(Aim of the exercise): Gather all lines with the word "hearts" in them.

(Record extracts):

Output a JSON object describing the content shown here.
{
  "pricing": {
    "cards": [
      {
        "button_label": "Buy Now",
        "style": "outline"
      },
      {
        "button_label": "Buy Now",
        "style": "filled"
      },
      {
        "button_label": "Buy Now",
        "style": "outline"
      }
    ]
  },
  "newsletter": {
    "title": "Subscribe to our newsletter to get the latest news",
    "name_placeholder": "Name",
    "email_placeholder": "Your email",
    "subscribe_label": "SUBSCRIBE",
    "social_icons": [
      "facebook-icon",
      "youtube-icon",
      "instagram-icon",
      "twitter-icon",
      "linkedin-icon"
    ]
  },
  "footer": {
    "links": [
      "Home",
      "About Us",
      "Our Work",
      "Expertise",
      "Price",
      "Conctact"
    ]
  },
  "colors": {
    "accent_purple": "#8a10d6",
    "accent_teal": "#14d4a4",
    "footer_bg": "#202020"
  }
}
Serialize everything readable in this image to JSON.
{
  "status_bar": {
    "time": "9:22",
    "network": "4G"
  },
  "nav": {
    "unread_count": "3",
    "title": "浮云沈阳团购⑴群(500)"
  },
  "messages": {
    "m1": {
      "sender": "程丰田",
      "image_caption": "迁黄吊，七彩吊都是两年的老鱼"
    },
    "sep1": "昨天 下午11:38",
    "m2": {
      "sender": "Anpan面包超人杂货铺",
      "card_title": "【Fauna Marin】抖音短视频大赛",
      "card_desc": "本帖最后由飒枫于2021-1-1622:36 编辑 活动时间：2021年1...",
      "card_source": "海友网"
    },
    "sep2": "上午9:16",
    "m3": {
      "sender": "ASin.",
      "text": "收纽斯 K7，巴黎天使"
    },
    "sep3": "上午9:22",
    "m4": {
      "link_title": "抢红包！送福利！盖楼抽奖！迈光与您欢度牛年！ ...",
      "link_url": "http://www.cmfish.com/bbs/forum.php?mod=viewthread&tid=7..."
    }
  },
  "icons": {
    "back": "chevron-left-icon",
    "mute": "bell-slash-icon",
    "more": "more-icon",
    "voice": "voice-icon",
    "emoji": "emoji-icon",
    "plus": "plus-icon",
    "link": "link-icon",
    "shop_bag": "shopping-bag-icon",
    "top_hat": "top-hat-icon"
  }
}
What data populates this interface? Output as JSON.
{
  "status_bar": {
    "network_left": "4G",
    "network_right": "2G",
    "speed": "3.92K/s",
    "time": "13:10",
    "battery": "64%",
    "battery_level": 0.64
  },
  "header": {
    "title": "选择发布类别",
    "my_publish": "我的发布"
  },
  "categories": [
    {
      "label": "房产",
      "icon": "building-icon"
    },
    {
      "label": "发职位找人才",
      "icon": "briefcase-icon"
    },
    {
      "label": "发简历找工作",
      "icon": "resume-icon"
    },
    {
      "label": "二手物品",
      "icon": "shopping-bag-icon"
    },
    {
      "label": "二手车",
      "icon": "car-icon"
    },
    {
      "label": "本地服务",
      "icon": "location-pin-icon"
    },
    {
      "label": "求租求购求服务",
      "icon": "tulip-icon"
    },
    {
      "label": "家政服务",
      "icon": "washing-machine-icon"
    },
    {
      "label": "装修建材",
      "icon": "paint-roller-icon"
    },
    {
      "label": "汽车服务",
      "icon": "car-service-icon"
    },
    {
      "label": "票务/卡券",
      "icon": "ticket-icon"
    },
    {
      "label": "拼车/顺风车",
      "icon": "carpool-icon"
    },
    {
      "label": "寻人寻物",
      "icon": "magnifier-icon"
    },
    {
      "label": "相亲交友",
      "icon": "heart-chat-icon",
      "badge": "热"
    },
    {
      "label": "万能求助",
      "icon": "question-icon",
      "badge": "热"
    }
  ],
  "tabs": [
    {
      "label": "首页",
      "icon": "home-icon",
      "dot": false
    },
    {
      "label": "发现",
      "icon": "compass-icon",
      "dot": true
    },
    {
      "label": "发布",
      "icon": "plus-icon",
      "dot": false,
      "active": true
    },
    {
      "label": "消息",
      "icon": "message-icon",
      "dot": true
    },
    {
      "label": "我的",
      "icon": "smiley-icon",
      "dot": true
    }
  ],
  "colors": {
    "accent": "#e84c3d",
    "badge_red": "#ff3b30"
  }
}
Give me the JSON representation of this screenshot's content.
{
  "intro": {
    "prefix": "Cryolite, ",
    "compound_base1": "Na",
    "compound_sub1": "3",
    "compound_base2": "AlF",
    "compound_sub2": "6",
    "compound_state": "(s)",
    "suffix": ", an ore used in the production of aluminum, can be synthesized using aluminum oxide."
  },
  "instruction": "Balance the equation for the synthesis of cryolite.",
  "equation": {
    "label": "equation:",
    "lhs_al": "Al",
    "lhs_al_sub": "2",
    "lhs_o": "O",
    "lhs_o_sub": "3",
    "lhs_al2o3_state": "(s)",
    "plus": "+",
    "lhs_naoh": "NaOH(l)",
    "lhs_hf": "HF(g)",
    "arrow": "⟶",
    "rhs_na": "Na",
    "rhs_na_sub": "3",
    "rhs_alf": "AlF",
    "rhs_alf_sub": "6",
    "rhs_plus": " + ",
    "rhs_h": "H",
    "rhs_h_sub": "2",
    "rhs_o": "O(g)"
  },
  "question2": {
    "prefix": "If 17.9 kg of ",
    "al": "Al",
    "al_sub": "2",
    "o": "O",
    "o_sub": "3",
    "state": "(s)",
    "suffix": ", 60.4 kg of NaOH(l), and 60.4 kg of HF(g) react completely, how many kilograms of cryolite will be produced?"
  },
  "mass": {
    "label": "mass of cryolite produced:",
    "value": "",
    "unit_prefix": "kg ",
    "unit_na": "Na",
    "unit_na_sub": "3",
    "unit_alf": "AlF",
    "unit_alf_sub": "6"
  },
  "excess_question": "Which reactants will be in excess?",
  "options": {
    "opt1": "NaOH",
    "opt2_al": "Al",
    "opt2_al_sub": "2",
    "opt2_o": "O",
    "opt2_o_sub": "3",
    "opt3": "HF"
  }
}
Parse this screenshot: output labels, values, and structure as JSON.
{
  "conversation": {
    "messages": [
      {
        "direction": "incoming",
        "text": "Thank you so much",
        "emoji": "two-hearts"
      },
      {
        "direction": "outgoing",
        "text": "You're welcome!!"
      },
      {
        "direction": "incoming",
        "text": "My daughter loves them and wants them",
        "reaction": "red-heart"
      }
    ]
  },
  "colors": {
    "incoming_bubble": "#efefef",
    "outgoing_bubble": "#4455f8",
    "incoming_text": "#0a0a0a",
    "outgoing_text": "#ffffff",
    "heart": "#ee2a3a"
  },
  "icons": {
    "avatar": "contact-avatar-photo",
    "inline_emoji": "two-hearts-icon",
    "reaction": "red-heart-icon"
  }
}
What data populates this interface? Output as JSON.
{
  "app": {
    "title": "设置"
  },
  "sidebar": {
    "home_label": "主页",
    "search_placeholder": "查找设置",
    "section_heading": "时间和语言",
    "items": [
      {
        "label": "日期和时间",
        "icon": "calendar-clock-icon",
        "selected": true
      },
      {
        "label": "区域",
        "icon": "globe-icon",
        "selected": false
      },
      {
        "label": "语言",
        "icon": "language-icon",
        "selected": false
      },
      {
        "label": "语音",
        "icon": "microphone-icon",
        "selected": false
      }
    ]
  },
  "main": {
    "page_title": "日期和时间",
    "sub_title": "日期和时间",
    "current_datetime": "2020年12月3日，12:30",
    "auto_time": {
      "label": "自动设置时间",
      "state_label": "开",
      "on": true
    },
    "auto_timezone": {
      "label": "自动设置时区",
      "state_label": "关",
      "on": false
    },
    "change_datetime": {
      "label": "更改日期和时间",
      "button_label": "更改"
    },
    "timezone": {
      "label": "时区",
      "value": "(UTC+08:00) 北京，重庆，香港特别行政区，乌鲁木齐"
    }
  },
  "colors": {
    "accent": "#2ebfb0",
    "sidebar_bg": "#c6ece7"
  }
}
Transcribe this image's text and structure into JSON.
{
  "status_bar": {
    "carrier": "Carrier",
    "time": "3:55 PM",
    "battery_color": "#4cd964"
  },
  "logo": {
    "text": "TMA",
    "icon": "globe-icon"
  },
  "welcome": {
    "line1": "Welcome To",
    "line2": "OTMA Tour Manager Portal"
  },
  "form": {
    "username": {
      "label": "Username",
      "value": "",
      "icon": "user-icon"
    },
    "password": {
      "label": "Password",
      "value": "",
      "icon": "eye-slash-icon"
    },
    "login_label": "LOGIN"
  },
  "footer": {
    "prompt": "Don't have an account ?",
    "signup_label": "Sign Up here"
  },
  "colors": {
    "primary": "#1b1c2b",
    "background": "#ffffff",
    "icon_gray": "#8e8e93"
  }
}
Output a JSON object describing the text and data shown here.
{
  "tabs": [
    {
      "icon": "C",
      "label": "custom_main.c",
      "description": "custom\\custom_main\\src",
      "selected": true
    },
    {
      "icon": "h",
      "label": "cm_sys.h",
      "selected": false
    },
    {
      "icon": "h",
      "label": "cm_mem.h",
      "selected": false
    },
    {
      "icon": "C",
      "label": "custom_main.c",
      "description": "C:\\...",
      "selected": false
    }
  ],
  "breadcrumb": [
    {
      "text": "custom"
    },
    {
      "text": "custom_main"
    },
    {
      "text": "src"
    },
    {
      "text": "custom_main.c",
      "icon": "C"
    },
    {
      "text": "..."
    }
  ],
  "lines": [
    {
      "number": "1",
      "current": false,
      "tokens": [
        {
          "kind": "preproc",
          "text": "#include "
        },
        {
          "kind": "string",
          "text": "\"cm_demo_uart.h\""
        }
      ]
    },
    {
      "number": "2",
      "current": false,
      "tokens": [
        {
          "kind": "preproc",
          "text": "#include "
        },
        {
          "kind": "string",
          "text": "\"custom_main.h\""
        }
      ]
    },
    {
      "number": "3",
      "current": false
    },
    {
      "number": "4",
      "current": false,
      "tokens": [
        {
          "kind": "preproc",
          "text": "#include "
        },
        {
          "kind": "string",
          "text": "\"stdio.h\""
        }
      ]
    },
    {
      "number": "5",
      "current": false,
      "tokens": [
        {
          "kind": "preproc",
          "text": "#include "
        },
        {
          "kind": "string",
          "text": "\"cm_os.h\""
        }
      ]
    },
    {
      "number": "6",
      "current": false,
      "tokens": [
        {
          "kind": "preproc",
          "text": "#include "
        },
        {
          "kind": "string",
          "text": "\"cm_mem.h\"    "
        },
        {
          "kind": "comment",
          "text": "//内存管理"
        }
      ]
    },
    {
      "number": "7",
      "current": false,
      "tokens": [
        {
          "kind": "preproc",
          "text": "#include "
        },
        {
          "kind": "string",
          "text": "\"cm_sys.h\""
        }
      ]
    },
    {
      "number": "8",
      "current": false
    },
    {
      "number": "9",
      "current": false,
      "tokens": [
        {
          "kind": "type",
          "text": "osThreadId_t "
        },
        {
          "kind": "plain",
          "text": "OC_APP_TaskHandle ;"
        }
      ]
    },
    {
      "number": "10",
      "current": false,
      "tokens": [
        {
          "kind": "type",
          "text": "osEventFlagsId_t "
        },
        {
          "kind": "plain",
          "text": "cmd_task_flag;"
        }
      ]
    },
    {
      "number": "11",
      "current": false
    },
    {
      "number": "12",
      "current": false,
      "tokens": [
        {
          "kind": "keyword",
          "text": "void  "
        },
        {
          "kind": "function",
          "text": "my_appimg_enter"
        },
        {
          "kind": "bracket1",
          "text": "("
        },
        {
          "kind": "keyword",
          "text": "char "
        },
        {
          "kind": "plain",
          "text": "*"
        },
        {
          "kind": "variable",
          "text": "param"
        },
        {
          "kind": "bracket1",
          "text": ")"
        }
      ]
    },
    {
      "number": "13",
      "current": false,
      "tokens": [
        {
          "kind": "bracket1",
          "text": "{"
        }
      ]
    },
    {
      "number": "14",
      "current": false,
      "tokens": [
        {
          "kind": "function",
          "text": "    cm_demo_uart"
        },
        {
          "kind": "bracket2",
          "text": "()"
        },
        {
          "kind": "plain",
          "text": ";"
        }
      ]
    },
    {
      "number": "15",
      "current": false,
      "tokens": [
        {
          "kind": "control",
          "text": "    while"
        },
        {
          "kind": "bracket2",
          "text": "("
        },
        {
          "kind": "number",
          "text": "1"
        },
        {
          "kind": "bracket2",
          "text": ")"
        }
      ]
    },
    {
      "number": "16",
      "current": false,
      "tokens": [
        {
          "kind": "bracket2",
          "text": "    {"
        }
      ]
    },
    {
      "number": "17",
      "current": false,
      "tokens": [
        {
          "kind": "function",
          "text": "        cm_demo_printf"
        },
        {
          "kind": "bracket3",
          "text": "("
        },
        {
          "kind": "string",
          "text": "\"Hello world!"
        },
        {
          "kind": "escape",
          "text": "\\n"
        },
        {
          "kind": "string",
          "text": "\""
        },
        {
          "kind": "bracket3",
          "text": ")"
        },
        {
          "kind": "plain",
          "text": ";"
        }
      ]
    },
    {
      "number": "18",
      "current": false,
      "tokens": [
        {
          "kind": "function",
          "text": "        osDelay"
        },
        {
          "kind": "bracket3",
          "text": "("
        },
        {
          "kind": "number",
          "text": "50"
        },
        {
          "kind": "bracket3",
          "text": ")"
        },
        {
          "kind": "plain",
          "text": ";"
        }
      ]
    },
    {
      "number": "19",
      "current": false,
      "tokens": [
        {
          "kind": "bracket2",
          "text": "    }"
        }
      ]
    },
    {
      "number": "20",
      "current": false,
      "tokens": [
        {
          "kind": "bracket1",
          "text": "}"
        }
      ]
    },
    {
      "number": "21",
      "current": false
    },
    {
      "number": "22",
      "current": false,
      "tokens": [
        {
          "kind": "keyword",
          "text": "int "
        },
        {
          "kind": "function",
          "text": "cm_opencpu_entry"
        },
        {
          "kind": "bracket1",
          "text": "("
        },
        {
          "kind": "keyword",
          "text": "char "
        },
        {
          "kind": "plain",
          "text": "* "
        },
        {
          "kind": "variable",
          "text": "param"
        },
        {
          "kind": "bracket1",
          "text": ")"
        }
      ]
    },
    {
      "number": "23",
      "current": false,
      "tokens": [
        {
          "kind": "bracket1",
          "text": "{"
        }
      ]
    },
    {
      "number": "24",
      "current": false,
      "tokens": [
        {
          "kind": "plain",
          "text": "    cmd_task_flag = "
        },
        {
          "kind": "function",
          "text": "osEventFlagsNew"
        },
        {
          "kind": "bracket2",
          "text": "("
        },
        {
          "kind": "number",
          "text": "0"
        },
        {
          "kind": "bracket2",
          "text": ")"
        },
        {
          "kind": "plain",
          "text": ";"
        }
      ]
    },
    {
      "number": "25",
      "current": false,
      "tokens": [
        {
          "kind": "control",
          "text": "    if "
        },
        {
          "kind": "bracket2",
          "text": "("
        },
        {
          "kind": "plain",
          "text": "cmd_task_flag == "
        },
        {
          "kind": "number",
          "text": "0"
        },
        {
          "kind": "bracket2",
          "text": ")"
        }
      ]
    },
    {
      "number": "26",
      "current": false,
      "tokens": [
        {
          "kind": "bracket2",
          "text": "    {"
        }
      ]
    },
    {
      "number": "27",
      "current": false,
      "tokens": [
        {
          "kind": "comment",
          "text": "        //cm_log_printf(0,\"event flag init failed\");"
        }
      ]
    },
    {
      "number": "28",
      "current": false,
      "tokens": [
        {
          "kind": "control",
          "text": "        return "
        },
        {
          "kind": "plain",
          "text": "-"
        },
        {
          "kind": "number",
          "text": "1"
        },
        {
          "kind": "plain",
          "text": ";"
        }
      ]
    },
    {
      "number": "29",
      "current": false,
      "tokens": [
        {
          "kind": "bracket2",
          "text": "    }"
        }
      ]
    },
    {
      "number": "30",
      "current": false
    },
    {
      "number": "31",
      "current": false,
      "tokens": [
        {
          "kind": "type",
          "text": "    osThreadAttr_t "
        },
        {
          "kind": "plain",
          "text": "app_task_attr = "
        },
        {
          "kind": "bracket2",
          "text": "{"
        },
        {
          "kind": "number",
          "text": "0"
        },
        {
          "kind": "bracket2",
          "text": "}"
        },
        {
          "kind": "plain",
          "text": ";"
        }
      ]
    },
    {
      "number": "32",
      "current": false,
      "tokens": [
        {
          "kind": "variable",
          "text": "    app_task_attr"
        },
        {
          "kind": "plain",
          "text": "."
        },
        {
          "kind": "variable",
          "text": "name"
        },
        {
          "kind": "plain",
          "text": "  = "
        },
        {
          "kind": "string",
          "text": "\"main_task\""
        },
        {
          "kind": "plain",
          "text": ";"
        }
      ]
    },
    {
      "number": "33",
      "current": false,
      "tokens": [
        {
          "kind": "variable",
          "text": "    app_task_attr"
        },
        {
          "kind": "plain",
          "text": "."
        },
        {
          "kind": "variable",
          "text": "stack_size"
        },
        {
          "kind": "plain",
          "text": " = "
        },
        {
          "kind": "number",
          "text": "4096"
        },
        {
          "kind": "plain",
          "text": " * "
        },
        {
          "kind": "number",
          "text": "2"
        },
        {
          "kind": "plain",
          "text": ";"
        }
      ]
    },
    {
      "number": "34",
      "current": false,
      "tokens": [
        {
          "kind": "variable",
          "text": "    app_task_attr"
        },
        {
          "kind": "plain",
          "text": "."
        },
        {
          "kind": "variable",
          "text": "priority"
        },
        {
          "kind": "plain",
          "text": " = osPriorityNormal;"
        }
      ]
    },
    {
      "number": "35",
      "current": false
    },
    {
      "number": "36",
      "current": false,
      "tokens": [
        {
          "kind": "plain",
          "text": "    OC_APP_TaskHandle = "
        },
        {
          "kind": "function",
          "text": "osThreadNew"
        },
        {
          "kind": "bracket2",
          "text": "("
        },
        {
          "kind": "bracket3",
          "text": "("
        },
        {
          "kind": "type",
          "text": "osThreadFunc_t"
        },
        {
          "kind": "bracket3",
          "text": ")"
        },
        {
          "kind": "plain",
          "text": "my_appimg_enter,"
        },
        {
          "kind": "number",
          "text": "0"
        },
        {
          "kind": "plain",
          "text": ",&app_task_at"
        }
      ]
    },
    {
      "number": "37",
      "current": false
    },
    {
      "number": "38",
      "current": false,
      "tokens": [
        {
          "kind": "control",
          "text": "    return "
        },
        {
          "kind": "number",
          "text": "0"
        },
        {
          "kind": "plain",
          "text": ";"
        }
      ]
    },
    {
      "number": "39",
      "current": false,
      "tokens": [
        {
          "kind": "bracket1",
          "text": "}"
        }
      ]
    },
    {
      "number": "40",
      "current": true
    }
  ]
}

(Output):
        "emoji": "two-hearts"
    "inline_emoji": "two-hearts-icon",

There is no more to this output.